→ Exercise
Report, word for word, every line of the material that contains "total".

Dataset excerpts
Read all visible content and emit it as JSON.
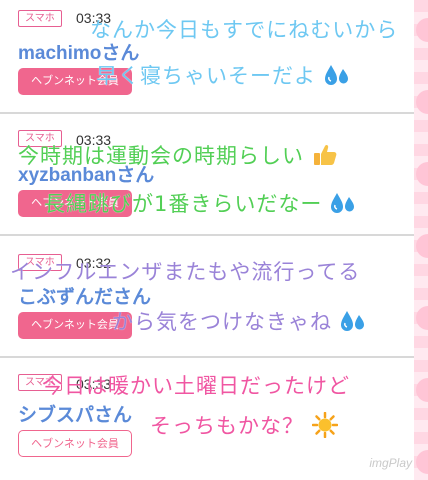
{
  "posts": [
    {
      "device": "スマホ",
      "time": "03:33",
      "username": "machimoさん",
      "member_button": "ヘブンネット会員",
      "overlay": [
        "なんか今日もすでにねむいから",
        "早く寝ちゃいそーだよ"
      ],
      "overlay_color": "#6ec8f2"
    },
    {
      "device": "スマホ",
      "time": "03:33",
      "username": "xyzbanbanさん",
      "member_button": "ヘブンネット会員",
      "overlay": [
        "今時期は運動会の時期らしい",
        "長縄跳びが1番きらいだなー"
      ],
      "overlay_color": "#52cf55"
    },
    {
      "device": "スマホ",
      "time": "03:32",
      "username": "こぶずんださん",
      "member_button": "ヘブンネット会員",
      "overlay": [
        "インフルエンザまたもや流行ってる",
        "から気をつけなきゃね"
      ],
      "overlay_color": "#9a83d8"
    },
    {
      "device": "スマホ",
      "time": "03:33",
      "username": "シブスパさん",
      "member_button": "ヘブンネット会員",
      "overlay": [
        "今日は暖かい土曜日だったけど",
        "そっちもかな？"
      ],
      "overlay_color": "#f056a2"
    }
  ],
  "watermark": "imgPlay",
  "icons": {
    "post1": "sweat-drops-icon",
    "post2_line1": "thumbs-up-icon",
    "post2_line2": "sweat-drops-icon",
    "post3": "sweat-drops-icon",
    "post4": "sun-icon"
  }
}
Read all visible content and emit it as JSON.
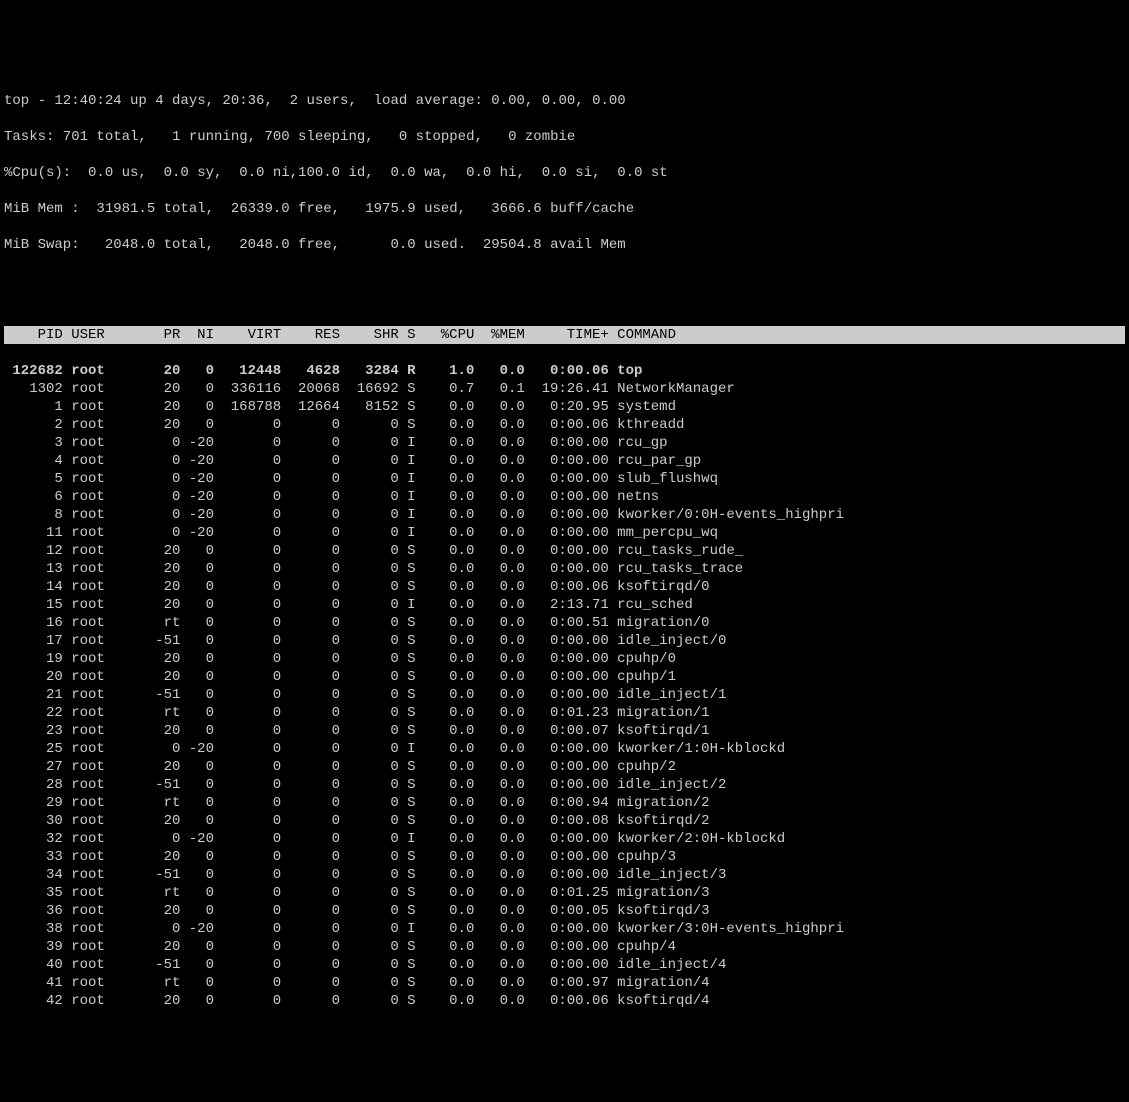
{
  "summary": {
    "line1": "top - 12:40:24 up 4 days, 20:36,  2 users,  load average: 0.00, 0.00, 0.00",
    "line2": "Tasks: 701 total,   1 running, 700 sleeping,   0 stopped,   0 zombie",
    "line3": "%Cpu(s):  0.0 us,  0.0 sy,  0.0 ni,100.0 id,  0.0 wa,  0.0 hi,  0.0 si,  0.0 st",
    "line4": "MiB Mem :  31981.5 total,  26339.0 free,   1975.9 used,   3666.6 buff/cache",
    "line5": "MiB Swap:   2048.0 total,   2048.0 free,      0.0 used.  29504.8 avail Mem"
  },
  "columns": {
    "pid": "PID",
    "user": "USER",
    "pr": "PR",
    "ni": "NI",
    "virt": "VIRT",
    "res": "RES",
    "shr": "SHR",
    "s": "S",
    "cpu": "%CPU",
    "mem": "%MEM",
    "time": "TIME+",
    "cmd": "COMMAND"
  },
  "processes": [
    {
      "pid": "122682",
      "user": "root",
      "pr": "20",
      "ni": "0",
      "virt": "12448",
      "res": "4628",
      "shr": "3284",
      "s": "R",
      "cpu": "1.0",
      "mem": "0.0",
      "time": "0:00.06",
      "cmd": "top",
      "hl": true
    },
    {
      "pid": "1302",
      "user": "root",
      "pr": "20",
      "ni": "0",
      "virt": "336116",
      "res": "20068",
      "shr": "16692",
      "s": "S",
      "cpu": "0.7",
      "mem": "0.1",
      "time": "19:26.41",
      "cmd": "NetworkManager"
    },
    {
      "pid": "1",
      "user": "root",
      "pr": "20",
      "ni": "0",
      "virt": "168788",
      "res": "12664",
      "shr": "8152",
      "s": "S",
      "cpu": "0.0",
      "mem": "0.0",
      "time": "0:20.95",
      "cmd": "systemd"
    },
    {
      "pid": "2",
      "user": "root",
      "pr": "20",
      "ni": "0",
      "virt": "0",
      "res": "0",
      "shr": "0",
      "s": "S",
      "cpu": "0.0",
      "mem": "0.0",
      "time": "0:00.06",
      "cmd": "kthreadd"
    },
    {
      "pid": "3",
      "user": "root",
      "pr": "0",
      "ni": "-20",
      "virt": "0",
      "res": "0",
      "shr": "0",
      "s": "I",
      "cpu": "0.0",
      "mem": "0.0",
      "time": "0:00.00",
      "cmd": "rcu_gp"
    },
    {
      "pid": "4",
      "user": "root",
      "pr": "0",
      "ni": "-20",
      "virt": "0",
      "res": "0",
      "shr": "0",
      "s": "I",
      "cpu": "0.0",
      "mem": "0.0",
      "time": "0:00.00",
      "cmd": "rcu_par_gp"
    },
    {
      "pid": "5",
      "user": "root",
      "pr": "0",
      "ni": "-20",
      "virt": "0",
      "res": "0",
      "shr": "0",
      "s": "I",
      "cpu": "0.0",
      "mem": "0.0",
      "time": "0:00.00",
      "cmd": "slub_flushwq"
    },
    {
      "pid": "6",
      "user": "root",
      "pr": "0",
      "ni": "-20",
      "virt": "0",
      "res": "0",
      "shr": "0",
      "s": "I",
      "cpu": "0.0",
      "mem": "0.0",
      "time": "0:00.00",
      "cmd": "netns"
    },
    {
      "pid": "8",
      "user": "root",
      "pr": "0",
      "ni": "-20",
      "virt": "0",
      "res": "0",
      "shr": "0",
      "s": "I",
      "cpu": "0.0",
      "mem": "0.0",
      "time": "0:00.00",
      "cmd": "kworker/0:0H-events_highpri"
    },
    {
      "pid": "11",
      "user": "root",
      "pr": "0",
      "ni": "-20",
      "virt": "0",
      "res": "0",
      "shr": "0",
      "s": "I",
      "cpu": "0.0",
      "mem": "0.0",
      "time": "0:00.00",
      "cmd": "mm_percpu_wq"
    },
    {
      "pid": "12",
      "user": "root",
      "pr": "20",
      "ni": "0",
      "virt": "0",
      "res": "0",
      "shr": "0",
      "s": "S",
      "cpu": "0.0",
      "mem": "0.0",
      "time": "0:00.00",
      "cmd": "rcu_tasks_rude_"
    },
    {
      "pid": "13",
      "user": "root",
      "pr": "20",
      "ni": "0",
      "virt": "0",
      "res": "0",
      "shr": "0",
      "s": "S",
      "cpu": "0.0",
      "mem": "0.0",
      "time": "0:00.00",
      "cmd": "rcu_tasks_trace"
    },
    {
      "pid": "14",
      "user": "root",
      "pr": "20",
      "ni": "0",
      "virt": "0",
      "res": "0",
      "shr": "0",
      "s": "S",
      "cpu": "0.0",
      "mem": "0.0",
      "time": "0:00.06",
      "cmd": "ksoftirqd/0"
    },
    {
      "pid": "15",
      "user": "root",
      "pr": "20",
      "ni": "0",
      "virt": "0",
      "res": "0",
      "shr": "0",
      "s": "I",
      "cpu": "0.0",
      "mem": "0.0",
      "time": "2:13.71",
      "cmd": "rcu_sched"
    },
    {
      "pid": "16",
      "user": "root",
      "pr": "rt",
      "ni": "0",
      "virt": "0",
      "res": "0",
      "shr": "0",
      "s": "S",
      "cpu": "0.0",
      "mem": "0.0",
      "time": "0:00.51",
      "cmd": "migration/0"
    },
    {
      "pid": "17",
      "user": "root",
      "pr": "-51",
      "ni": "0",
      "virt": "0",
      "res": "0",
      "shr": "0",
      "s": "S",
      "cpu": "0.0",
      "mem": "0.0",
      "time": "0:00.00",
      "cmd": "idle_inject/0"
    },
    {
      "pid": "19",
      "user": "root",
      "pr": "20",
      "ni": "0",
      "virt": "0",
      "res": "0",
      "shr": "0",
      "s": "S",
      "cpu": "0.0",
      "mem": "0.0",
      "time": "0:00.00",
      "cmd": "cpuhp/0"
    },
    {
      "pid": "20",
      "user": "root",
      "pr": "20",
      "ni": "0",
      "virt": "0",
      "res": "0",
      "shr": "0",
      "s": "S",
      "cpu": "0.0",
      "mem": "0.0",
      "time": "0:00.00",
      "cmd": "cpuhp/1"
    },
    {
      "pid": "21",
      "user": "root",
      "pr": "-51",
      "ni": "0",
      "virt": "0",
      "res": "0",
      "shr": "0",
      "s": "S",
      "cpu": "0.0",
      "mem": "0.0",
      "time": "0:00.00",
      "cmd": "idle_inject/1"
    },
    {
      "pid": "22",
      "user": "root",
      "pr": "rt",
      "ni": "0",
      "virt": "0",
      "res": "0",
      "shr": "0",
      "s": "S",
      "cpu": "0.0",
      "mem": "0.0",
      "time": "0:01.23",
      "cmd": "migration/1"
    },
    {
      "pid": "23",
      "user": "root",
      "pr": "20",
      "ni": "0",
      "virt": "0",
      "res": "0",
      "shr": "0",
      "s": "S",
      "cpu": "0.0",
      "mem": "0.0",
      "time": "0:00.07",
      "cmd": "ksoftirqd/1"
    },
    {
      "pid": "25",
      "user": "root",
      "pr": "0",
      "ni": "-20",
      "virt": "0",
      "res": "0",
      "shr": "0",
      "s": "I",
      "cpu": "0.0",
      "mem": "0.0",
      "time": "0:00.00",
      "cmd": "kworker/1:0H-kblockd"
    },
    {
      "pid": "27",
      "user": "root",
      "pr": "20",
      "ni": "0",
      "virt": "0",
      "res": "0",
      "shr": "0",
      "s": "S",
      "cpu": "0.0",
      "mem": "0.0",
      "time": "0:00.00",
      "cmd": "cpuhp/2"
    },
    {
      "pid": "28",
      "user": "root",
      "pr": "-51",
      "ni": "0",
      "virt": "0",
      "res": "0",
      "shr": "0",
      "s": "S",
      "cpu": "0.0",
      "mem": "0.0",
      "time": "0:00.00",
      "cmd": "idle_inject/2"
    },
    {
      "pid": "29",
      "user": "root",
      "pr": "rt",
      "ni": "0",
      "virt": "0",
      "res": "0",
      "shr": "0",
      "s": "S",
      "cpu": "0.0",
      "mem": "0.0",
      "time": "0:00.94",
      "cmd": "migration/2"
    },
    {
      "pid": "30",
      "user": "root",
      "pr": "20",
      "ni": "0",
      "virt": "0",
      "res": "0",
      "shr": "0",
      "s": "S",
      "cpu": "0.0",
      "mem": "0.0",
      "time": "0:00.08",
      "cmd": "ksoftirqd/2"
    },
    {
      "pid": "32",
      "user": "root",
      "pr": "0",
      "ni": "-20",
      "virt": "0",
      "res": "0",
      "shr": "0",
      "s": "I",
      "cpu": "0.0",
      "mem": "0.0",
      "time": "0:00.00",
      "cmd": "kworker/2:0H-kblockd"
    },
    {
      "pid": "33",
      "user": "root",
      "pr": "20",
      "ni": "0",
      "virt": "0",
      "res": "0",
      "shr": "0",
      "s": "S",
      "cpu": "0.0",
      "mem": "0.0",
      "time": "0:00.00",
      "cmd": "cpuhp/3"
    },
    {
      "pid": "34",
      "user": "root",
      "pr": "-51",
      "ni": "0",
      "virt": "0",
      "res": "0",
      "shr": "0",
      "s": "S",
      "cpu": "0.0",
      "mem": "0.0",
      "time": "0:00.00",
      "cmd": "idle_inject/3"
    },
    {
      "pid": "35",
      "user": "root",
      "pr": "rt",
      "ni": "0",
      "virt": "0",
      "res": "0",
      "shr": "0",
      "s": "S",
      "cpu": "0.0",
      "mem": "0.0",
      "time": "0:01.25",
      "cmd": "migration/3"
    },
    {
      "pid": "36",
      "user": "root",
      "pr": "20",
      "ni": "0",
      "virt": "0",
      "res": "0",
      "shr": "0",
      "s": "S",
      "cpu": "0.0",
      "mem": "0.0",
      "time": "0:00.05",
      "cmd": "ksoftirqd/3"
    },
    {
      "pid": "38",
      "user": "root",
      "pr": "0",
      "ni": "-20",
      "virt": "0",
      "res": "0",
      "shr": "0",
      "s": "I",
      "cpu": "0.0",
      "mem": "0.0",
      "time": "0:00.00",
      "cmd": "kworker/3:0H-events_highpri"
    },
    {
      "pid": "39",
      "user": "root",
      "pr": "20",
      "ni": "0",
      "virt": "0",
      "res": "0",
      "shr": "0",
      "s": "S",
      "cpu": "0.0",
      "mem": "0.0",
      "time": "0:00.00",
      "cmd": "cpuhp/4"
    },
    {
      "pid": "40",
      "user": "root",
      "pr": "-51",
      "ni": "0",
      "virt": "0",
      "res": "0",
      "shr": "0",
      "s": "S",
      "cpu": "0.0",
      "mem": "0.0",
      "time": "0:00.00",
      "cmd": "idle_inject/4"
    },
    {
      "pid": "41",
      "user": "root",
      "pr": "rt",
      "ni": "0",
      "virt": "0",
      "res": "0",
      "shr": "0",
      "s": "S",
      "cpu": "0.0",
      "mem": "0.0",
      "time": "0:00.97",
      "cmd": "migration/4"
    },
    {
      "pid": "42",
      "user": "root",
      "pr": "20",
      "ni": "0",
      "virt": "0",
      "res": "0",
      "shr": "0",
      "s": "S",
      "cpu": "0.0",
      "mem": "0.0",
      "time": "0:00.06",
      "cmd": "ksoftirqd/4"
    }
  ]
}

→ Complete answer
    "line2": "Tasks: 701 total,   1 running, 700 sleeping,   0 stopped,   0 zombie",
    "line4": "MiB Mem :  31981.5 total,  26339.0 free,   1975.9 used,   3666.6 buff/cache",
    "line5": "MiB Swap:   2048.0 total,   2048.0 free,      0.0 used.  29504.8 avail Mem"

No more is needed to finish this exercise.